*Short exercise:*
Find the lines that contain the word "title" and copy each one.

[Chart and figure data]
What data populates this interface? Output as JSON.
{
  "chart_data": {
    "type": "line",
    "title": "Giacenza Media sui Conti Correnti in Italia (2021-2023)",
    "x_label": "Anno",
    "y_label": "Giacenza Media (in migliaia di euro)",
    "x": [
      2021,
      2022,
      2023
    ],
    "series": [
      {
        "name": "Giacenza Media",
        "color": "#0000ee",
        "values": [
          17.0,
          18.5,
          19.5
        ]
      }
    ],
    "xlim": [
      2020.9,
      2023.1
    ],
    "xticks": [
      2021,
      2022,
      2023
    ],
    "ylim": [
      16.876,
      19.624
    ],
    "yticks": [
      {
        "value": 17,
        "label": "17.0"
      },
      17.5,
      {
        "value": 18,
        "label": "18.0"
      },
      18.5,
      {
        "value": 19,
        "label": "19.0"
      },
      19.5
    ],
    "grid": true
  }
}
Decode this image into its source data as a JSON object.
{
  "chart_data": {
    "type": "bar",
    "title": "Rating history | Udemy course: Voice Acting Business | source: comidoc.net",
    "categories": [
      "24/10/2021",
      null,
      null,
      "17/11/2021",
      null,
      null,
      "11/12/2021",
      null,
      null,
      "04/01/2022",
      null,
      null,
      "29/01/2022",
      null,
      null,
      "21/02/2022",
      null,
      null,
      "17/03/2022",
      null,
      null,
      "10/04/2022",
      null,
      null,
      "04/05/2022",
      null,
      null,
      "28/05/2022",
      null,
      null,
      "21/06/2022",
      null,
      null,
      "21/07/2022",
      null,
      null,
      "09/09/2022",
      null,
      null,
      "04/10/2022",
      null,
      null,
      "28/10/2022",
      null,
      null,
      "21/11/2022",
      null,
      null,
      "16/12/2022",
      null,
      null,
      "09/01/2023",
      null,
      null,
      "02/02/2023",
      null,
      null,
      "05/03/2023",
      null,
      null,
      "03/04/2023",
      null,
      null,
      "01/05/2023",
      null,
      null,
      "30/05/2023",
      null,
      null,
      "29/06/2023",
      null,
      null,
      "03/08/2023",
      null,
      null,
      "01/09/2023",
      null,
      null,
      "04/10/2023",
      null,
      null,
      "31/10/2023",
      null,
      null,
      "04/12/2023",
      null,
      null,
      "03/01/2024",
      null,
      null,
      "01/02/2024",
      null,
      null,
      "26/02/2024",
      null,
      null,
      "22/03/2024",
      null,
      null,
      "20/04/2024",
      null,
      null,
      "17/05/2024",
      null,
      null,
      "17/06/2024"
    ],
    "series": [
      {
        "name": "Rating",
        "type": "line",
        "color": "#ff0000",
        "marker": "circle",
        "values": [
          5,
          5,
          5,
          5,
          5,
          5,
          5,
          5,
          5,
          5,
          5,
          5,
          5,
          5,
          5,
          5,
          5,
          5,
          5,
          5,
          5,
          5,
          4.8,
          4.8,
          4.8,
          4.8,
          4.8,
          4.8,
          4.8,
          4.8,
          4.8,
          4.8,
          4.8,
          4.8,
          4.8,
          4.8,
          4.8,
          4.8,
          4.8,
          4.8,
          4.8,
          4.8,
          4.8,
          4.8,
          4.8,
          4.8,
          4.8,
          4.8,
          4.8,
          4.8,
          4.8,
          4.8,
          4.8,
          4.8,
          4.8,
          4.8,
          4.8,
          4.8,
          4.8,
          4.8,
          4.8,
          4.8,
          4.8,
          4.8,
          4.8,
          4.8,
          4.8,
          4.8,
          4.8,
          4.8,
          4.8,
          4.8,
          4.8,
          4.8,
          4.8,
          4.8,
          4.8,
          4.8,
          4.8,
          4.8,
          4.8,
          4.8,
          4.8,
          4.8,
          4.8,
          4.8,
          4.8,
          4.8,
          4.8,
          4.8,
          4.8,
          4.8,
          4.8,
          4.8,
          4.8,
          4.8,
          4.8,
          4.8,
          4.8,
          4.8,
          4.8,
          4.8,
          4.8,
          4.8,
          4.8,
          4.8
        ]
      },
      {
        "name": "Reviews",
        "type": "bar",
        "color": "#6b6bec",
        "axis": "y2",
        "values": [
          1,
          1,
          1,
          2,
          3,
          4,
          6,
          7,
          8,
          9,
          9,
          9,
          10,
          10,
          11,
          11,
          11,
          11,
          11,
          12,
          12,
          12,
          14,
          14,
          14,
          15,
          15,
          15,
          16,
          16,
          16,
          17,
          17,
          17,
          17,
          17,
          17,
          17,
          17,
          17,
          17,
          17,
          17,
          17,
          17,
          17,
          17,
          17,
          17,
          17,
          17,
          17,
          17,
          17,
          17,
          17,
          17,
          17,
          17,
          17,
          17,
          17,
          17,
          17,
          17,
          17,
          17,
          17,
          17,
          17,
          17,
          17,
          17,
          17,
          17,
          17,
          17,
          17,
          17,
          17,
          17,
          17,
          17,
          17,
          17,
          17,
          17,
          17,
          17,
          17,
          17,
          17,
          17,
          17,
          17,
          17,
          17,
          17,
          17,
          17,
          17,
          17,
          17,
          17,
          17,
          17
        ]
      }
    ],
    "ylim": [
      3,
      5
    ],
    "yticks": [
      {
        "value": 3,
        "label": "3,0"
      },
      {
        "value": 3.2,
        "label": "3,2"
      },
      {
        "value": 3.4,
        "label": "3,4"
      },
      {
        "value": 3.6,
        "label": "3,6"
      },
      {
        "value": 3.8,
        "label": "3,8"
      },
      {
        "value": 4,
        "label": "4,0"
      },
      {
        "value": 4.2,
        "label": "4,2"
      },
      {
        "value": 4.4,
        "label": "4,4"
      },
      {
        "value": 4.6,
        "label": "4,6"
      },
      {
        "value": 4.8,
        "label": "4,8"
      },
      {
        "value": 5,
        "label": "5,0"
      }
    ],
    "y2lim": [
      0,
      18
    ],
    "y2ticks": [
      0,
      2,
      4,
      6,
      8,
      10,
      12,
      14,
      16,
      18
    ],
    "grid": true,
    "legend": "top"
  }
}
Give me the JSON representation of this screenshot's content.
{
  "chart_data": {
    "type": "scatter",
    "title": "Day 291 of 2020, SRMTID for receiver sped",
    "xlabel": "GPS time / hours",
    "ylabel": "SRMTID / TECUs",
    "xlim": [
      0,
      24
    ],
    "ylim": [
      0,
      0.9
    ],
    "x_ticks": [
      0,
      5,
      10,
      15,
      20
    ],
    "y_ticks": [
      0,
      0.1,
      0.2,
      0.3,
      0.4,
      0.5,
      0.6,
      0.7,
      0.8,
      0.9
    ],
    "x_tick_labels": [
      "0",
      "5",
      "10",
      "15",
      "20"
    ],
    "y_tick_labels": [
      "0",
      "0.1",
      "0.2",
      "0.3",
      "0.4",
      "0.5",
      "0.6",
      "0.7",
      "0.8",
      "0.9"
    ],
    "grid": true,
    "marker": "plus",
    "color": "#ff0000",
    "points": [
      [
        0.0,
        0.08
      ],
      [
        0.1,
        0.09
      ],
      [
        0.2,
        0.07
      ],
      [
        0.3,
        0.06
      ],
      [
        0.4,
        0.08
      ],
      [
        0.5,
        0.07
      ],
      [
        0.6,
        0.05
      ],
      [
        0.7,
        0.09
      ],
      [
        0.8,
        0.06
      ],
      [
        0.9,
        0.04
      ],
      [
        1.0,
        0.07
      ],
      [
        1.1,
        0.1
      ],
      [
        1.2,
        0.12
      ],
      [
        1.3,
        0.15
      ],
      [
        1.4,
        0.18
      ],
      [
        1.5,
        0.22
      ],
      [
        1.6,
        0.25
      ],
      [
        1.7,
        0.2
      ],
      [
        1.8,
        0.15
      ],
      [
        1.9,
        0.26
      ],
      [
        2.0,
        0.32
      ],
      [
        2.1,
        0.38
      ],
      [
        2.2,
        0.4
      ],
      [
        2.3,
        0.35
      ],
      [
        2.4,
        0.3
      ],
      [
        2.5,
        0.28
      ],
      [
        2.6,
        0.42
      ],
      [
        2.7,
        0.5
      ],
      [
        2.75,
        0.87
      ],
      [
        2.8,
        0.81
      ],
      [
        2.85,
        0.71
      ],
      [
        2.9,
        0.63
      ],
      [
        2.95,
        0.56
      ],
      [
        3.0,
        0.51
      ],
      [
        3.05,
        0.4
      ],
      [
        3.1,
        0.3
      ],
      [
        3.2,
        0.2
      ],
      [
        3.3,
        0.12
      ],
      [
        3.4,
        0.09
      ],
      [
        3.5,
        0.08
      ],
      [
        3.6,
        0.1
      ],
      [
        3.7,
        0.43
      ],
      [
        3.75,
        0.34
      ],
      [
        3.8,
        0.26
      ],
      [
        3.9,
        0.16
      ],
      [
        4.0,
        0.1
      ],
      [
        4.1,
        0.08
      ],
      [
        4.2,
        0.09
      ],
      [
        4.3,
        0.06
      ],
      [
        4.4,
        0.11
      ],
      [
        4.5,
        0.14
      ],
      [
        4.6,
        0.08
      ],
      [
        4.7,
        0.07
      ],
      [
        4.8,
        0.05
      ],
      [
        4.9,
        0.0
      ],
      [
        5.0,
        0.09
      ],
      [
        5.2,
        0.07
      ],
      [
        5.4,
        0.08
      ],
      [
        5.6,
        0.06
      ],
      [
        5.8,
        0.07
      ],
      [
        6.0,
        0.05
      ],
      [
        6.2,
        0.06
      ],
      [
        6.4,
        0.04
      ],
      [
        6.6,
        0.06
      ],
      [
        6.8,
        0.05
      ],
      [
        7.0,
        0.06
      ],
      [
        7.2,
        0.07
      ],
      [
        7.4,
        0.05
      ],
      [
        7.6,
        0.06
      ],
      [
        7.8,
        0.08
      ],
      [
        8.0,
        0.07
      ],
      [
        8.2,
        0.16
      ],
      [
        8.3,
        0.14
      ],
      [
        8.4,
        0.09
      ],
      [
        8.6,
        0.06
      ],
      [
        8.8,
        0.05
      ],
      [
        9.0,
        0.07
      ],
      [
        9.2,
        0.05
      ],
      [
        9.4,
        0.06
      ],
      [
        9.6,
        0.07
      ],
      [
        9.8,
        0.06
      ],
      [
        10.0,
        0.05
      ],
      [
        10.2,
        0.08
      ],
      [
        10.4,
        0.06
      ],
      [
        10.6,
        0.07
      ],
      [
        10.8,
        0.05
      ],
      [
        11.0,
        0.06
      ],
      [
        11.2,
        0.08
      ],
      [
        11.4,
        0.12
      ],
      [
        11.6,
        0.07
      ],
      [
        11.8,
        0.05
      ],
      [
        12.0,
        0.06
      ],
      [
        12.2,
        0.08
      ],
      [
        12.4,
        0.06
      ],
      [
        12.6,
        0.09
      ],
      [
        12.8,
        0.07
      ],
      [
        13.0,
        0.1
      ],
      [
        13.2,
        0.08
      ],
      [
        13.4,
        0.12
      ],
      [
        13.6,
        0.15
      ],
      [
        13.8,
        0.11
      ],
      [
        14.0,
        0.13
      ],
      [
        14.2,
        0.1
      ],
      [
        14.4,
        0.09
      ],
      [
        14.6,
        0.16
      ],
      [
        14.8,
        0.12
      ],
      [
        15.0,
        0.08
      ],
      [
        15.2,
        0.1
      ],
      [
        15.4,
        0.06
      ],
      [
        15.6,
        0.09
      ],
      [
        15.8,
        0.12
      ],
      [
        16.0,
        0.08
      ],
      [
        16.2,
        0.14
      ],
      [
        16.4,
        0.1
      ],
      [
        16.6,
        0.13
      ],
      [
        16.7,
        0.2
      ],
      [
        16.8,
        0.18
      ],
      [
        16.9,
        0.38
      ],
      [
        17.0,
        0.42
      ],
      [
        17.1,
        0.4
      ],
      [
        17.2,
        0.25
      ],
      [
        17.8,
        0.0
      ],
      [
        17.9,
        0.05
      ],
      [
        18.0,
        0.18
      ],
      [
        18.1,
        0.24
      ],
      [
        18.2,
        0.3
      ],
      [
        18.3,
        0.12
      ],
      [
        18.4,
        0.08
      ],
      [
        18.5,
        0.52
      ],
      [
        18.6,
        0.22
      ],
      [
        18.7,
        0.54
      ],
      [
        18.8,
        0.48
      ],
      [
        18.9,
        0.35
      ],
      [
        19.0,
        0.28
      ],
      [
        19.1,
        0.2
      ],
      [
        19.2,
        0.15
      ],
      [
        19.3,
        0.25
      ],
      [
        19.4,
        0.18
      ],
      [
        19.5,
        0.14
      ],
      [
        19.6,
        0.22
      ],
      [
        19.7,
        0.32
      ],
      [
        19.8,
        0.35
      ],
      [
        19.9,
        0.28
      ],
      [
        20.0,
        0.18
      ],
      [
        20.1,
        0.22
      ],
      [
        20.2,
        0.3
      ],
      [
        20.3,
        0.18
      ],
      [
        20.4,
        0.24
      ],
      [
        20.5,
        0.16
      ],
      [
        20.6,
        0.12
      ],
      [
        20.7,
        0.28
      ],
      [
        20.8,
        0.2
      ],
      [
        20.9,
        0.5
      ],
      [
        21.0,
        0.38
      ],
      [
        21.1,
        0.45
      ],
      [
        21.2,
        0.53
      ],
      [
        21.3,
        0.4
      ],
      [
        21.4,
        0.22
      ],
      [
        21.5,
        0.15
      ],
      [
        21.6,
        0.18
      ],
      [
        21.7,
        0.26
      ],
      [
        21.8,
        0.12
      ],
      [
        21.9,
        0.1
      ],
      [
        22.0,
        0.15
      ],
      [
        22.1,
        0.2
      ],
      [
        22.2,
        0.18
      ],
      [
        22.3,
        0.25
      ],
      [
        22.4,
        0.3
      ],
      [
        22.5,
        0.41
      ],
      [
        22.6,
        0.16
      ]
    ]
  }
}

*Full response:*
    "title": "Giacenza Media sui Conti Correnti in Italia (2021-2023)",
    "title": "Rating history | Udemy course: Voice Acting Business | source: comidoc.net",
    "title": "Day 291 of 2020, SRMTID for receiver sped",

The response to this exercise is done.